== Records for this task ==
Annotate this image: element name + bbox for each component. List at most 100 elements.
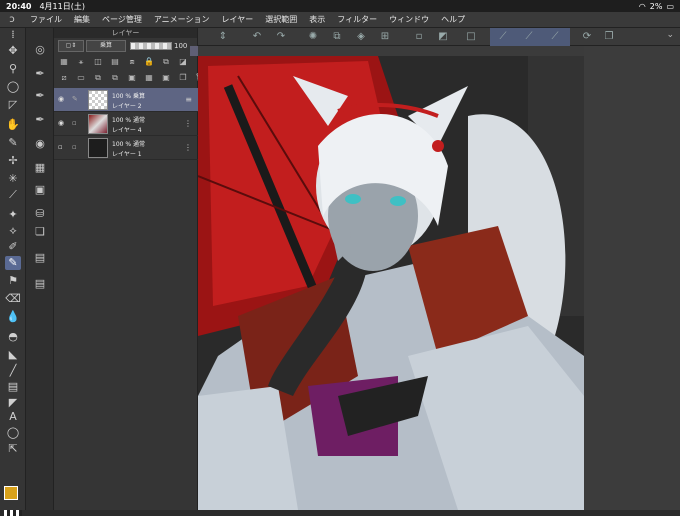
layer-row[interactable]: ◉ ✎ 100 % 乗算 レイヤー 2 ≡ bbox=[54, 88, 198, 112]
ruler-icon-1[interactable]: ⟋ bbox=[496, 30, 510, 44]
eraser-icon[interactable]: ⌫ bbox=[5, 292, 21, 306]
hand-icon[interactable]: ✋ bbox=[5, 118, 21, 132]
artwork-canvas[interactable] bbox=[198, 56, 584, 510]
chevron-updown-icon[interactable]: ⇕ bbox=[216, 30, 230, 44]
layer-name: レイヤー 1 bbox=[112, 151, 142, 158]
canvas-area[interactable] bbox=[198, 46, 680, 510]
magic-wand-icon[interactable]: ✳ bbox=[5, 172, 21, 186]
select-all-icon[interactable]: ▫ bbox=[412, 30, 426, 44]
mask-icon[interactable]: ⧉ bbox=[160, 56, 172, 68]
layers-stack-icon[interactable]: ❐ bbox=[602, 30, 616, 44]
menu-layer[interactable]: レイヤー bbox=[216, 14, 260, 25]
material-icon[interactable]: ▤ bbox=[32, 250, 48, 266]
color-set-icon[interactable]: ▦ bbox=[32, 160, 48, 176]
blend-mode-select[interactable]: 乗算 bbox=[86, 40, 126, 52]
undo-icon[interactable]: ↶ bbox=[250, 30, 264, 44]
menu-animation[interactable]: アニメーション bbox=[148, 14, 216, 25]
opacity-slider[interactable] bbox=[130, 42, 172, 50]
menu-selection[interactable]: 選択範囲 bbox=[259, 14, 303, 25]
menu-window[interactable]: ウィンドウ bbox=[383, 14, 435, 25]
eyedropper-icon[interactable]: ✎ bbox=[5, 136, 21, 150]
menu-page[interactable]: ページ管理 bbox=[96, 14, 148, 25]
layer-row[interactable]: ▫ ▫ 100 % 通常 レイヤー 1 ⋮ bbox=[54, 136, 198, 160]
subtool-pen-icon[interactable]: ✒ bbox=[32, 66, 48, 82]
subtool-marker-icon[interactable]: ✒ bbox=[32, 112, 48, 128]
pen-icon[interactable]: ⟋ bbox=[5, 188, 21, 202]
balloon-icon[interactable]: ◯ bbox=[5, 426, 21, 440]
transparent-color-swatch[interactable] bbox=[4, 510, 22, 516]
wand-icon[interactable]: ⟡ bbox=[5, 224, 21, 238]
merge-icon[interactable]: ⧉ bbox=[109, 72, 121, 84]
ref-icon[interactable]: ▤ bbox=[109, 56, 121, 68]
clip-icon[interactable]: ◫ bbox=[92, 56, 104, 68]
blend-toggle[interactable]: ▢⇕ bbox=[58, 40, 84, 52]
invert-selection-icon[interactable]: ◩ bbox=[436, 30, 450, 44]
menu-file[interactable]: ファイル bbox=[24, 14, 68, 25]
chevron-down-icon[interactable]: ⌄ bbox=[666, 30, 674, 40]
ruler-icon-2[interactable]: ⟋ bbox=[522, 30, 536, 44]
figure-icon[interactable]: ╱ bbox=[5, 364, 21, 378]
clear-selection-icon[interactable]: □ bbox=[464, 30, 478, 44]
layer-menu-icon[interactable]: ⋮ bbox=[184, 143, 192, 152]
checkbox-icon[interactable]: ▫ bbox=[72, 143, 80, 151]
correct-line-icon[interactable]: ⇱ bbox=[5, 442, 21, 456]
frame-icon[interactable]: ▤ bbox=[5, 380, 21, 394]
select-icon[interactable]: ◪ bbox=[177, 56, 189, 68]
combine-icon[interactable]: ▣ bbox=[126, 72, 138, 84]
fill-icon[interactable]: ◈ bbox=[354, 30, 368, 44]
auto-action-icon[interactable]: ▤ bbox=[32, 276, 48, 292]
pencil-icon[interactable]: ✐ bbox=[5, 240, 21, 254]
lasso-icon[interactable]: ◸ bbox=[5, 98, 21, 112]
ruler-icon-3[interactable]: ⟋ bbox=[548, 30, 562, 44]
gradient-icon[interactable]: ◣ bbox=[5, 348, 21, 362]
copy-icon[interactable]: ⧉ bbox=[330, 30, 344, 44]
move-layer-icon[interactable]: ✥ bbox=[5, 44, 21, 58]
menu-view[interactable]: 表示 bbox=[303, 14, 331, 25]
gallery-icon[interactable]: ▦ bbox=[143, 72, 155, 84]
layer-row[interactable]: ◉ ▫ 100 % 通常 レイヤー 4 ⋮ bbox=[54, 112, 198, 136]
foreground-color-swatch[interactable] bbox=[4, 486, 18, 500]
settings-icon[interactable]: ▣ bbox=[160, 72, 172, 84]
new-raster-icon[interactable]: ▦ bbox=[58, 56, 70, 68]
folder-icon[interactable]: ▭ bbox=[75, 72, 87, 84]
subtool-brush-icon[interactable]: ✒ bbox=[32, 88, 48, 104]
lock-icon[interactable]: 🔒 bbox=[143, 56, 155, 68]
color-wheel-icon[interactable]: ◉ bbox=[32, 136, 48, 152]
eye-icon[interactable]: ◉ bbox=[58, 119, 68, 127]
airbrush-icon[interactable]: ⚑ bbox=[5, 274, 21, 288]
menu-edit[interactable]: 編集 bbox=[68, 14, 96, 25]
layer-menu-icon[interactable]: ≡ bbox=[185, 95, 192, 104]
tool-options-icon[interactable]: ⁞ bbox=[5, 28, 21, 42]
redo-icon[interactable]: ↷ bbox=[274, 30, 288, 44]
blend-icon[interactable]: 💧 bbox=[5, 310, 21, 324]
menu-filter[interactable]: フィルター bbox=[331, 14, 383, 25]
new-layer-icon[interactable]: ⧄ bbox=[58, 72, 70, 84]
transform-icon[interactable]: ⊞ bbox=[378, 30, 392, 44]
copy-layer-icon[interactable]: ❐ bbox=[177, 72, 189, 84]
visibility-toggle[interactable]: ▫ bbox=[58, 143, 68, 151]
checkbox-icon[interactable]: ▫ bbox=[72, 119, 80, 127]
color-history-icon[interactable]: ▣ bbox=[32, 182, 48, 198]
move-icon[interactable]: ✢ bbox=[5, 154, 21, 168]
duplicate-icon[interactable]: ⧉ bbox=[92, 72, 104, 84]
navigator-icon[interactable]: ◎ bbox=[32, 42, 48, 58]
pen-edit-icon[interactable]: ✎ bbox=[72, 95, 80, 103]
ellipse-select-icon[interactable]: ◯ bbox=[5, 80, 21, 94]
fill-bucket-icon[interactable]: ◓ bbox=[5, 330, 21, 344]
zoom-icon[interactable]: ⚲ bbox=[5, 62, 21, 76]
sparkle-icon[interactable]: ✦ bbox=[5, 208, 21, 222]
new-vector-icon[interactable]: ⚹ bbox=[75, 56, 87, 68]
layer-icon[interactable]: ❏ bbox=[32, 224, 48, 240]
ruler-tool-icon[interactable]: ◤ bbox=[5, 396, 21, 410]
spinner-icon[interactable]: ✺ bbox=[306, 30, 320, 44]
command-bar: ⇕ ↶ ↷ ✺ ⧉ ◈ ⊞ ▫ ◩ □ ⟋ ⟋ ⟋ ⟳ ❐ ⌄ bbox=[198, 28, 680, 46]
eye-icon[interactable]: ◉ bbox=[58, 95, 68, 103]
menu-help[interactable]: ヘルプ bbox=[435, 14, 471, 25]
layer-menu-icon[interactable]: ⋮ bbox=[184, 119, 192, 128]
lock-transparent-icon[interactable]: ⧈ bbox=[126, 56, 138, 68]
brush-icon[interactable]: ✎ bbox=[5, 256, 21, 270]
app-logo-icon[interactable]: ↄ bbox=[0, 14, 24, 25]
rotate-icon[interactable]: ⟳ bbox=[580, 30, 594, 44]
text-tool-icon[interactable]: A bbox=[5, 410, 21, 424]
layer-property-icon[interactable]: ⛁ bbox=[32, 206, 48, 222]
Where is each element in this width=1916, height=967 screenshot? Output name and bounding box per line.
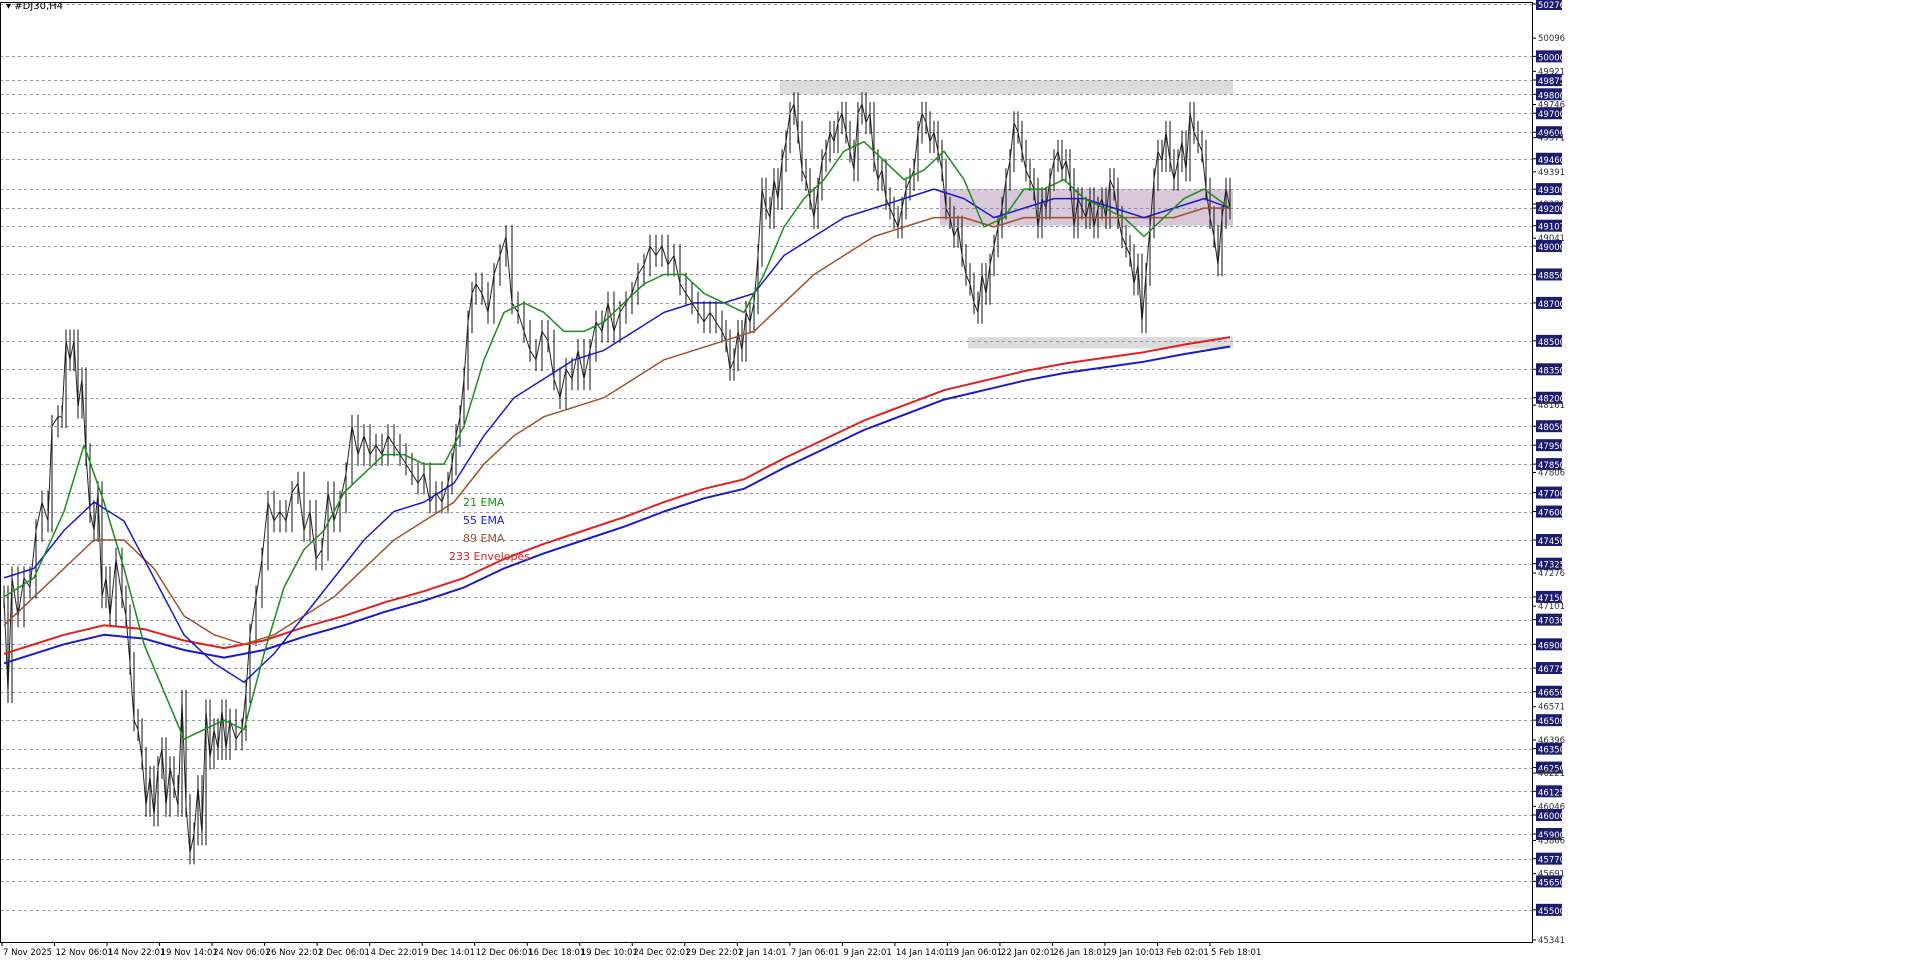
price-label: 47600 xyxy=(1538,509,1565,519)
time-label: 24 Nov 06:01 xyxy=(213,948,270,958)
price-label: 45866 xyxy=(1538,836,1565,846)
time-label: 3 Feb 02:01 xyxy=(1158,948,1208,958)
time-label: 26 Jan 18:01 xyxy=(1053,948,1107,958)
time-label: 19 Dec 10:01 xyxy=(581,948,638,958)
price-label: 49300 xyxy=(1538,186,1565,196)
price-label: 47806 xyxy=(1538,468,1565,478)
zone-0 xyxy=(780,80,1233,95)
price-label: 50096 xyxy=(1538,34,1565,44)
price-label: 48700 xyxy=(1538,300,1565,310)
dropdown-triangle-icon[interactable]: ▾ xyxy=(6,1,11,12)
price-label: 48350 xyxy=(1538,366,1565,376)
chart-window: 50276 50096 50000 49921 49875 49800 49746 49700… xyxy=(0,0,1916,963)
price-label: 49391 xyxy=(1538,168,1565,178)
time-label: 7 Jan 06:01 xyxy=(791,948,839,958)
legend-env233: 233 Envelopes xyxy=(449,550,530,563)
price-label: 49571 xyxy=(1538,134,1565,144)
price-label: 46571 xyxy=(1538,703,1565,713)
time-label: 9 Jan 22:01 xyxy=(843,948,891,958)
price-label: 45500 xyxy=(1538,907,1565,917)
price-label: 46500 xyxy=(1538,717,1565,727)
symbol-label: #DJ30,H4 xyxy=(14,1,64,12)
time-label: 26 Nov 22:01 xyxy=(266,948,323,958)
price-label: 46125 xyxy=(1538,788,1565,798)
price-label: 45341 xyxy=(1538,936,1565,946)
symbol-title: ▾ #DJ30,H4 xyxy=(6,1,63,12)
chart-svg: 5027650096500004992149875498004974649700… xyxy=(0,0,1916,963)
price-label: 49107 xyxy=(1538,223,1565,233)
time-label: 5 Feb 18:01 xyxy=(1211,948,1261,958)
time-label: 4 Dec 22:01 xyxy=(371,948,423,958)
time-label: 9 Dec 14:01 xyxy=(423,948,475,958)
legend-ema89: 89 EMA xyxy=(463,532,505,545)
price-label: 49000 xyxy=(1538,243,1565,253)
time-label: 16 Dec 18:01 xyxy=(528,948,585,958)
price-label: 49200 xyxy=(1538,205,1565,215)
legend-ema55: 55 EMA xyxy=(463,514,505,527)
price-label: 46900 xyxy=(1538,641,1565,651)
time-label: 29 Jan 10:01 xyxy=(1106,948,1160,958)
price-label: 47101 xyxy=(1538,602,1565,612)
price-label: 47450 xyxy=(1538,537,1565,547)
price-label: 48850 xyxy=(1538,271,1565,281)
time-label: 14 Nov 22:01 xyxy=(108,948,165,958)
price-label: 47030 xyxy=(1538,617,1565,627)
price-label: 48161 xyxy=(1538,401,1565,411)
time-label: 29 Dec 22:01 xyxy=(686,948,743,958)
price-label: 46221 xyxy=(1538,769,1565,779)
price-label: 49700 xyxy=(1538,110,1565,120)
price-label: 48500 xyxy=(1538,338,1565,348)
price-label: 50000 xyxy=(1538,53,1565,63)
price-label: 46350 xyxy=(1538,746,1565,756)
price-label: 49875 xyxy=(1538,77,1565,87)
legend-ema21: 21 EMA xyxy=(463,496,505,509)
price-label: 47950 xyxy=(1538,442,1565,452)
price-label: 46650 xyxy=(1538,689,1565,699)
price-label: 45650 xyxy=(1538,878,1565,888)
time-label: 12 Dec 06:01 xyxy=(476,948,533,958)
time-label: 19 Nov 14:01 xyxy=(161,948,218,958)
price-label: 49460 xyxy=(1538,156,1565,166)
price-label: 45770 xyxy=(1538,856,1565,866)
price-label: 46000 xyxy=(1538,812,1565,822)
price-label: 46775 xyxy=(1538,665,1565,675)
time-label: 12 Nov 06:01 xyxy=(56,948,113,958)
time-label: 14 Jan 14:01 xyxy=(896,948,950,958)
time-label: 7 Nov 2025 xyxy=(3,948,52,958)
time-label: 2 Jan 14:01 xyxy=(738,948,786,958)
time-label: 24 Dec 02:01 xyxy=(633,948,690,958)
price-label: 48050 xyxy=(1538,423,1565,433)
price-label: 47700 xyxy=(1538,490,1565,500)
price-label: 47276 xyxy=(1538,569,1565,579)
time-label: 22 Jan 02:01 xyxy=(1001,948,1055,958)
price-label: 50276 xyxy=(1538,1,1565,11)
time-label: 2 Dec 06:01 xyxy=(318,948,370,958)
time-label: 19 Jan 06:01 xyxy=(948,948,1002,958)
===
• _Exercise objective_: Rewrite the lines beginning with the one that has "price-label: 47600 xyxy=(1538,509,1565,519)" and ending after the one that has "price-label: 50096 xyxy=(1538,34,1565,44)", putting "y-axis-label" wherever "price-label" occurs and leaving everything else unchanged.

• _Solution_:
y-axis-label: 47600 xyxy=(1538,509,1565,519)
time-label: 24 Nov 06:01 xyxy=(213,948,270,958)
y-axis-label: 45866 xyxy=(1538,836,1565,846)
time-label: 3 Feb 02:01 xyxy=(1158,948,1208,958)
time-label: 26 Jan 18:01 xyxy=(1053,948,1107,958)
time-label: 19 Dec 10:01 xyxy=(581,948,638,958)
y-axis-label: 49300 xyxy=(1538,186,1565,196)
y-axis-label: 47806 xyxy=(1538,468,1565,478)
zone-0 xyxy=(780,80,1233,95)
y-axis-label: 50096 xyxy=(1538,34,1565,44)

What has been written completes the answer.